Instructions to follow
Taking the lines below one at a time, count those with the string "Covalent" and give the result alone.

[Structured page parsing data]
┏━━

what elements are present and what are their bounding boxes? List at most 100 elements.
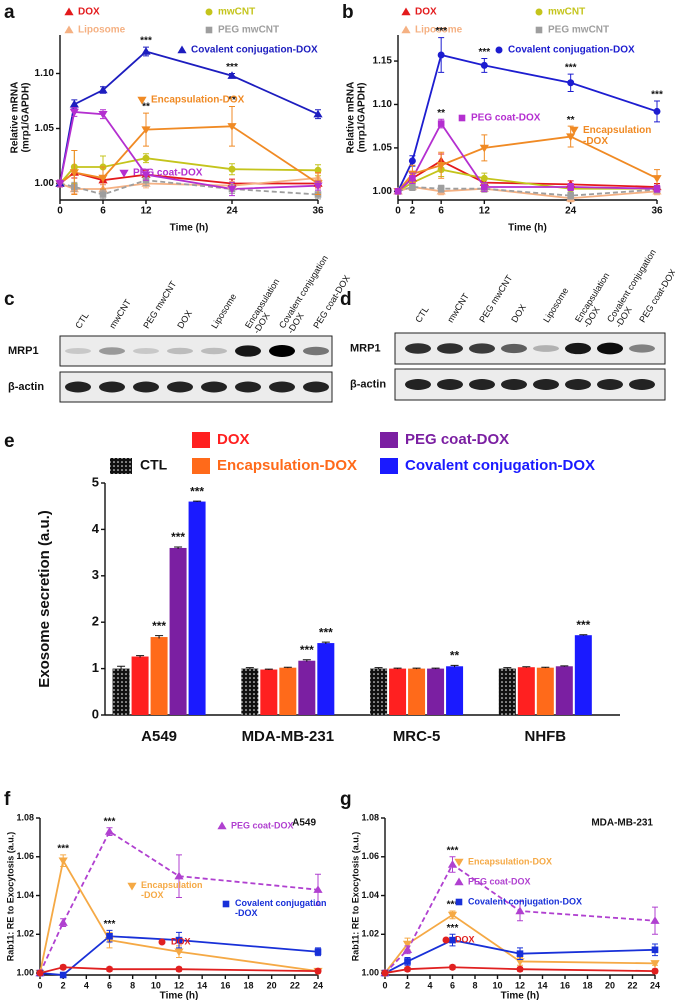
point	[381, 969, 389, 977]
error-bar	[174, 546, 183, 549]
x-tick-label: 8	[130, 980, 135, 990]
x-tick-label: 2	[61, 980, 66, 990]
point	[58, 857, 68, 866]
bar	[427, 668, 445, 715]
point	[402, 940, 413, 949]
y-tick-label: 1	[92, 660, 99, 675]
band	[629, 379, 655, 390]
point	[447, 911, 458, 920]
significance: ***	[57, 843, 69, 854]
legend-marker	[401, 7, 411, 16]
significance: ***	[171, 530, 185, 544]
panel-label: g	[340, 789, 352, 810]
lane-label: Liposome	[541, 286, 570, 324]
x-tick-label: 18	[582, 980, 592, 990]
y-tick-label: 1.10	[35, 68, 55, 79]
point	[404, 958, 411, 965]
x-tick-label: 10	[151, 980, 161, 990]
legend-label: Covalent conjugation-DOX	[468, 896, 582, 906]
bar	[408, 668, 426, 715]
error-bar	[321, 641, 330, 645]
band	[405, 379, 431, 390]
significance: ***	[447, 900, 459, 911]
legend-swatch	[192, 432, 210, 448]
point	[314, 967, 322, 975]
row-label: MRP1	[8, 345, 39, 357]
significance: **	[567, 115, 575, 126]
legend-marker	[64, 25, 74, 34]
legend-label: PEG coat-DOX	[468, 876, 531, 886]
point	[55, 180, 65, 188]
legend-label: DOX	[171, 936, 191, 946]
significance: **	[142, 102, 150, 113]
y-tick-label: 3	[92, 567, 99, 582]
bar	[279, 667, 297, 715]
significance: ***	[576, 618, 590, 632]
x-tick-label: 24	[565, 206, 577, 217]
row-label: β-actin	[8, 381, 44, 393]
legend-marker	[205, 8, 213, 16]
x-axis-title: Time (h)	[170, 223, 209, 234]
significance: **	[228, 95, 236, 106]
point	[313, 182, 323, 191]
point	[402, 945, 413, 954]
y-tick-label: 1.15	[373, 56, 393, 67]
x-tick-label: 0	[395, 206, 401, 217]
significance: ***	[565, 63, 577, 74]
panel-label: e	[4, 431, 15, 452]
legend-label: Covalent conjugation-DOX	[405, 457, 595, 474]
row-label: MRP1	[350, 342, 381, 354]
point	[479, 144, 489, 153]
x-tick-label: 36	[312, 206, 324, 217]
legend-marker	[205, 26, 213, 34]
point	[58, 918, 68, 926]
legend-marker	[222, 900, 230, 908]
x-tick-label: 22	[290, 980, 300, 990]
y-tick-label: 0	[92, 706, 99, 721]
point	[408, 157, 416, 165]
legend-label: Encapsulation-DOX	[217, 457, 357, 474]
y-tick-label: 1.04	[361, 890, 379, 900]
band	[597, 342, 623, 355]
legend-label: PEG mwCNT	[548, 25, 609, 36]
legend-label: DOX	[78, 7, 100, 18]
band	[167, 347, 193, 355]
y-axis-title: Relative mRNA(mrp1/GAPDH)	[9, 82, 31, 154]
point	[394, 188, 402, 195]
x-tick-label: 12	[140, 206, 152, 217]
legend-label: Encapsulation-DOX	[583, 125, 651, 147]
legend-label: Encapsulation-DOX	[151, 95, 245, 106]
blot-strip	[394, 368, 666, 401]
point	[567, 183, 574, 191]
point	[480, 61, 488, 69]
y-axis-title: Relative mRNA(mrp1/GAPDH)	[345, 82, 367, 154]
point	[481, 183, 488, 191]
y-axis-title: Rab11: RE to Exocytosis (a.u.)	[5, 832, 15, 962]
text-line: -DOX	[235, 908, 258, 918]
band	[201, 381, 227, 393]
x-tick-label: 24	[313, 980, 323, 990]
text-line: (mrp1/GAPDH)	[20, 82, 31, 152]
chart-title: MDA-MB-231	[591, 818, 653, 829]
y-tick-label: 1.06	[361, 851, 379, 861]
point	[141, 47, 151, 55]
legend-marker	[401, 25, 411, 34]
text-line: Encapsulation	[141, 880, 203, 890]
significance: ***	[435, 26, 447, 37]
legend-label: PEG coat-DOX	[405, 431, 509, 448]
point	[567, 192, 574, 199]
x-axis-title: Time (h)	[160, 991, 199, 1000]
x-tick-label: NHFB	[524, 728, 566, 745]
legend-swatch	[110, 458, 132, 474]
significance: ***	[190, 484, 204, 498]
y-axis-title: Exosome secretion (a.u.)	[36, 510, 53, 688]
series-line	[59, 111, 319, 190]
point	[566, 133, 576, 142]
point	[141, 171, 151, 180]
text-line: -DOX	[141, 890, 164, 900]
x-tick-label: 12	[479, 206, 491, 217]
significance: ***	[478, 47, 490, 58]
band	[437, 379, 463, 390]
x-tick-label: 20	[267, 980, 277, 990]
bar	[498, 668, 516, 715]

┗━━

Output
2